__Request__:
Output nothing but the number of lines that include the word "this".

★ ★ ★ ★ ★ ★ ★

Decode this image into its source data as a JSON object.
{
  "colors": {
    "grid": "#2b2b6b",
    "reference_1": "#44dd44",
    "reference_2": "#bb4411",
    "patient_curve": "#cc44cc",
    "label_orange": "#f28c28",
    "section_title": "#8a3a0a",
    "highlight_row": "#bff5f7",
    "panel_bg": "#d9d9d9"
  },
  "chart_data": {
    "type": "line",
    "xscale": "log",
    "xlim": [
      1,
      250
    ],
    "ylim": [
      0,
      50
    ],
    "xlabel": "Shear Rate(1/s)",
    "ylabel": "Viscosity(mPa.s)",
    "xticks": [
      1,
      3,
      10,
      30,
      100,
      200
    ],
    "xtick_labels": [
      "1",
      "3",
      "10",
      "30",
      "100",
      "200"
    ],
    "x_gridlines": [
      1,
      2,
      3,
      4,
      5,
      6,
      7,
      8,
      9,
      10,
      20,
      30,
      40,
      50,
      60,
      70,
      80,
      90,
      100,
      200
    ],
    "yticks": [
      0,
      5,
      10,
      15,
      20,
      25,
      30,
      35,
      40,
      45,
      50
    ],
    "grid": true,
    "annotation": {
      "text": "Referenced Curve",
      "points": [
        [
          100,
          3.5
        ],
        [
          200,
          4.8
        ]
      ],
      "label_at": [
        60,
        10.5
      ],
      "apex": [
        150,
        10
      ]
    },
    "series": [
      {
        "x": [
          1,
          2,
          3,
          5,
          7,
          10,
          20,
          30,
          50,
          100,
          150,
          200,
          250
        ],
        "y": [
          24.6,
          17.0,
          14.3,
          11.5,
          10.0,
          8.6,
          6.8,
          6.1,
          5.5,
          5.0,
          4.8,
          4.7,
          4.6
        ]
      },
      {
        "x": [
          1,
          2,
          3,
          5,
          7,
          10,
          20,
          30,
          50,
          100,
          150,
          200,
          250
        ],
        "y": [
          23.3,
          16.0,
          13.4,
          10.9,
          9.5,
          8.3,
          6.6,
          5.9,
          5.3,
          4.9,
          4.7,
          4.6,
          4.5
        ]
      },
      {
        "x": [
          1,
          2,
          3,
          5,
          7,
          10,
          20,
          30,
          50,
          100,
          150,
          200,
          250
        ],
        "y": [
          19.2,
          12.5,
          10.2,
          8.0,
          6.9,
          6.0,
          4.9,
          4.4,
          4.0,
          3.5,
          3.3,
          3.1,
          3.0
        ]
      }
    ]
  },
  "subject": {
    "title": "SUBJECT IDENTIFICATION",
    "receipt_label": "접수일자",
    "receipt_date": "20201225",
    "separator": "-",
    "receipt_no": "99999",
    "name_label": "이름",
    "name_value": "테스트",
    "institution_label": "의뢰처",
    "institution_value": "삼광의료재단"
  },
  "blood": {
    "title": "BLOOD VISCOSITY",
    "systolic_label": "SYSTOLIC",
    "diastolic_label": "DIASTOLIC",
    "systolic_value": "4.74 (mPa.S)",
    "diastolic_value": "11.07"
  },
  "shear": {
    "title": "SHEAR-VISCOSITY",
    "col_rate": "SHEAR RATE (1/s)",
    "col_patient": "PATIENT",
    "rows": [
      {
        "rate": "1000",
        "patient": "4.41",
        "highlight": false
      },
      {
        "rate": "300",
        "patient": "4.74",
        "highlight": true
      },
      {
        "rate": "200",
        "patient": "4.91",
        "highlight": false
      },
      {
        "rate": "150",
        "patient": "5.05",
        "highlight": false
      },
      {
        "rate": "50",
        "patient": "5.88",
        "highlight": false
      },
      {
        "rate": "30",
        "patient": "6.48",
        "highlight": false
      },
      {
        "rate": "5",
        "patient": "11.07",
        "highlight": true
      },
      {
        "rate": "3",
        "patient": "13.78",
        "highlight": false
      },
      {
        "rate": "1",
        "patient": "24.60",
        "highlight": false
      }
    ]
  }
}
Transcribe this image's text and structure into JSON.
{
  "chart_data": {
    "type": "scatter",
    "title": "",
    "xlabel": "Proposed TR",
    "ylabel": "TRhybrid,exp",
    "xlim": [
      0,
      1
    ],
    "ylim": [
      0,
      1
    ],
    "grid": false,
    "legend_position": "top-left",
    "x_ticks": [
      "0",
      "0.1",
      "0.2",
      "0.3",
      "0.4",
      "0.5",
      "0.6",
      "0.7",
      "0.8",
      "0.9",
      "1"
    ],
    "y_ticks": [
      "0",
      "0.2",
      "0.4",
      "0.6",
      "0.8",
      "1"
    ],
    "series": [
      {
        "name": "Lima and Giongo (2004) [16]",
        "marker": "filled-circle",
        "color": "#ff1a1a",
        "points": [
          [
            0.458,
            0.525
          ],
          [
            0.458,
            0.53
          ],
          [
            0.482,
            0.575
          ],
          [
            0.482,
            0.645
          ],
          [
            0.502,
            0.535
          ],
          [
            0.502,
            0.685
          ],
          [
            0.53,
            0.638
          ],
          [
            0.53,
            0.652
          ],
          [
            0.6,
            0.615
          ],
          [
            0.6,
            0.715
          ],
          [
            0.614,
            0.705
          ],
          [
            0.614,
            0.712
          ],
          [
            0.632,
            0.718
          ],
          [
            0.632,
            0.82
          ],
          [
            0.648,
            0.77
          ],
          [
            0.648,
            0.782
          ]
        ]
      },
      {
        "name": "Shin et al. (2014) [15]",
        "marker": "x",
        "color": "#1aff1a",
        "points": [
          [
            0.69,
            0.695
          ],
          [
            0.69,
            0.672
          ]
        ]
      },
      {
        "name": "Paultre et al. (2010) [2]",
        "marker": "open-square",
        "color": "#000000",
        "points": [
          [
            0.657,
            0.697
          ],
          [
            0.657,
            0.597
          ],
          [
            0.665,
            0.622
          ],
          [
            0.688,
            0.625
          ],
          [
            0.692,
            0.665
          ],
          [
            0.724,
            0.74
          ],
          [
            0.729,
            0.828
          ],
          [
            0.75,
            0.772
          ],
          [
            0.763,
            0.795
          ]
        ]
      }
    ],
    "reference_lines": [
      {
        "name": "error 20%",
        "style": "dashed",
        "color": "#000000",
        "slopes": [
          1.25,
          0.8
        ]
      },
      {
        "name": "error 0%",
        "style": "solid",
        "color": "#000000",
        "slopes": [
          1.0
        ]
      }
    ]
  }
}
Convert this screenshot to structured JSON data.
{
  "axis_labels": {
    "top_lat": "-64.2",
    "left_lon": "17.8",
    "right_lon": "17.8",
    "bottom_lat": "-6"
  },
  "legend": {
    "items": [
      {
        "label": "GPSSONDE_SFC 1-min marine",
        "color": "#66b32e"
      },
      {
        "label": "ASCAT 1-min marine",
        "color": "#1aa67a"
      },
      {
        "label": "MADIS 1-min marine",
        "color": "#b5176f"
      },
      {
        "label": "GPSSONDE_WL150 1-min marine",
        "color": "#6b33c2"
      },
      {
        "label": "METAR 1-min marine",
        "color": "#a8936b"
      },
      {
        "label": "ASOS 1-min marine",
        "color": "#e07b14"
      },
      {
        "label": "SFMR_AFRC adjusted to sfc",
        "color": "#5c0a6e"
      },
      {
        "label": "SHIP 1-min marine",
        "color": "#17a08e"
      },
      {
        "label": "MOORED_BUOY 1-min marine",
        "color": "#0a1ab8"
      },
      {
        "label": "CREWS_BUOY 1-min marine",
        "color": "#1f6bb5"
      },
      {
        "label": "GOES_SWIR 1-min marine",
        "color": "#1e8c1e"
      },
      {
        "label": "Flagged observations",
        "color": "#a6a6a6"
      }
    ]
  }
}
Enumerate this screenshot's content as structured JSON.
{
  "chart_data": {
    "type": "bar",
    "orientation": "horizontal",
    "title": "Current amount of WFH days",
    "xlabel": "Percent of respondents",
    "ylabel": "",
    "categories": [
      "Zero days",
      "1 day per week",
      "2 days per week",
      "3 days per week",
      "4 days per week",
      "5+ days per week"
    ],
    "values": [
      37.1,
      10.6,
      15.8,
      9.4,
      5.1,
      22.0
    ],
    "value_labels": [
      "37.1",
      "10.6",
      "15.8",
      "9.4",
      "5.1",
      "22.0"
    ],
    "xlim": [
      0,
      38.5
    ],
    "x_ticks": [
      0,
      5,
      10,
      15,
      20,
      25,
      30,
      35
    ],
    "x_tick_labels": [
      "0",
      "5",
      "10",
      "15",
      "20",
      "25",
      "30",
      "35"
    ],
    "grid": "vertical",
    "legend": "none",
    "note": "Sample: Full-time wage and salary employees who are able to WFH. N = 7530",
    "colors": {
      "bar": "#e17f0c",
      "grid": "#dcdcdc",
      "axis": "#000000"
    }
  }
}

★ ★ ★ ★ ★ ★ ★

__Expected answer__:
4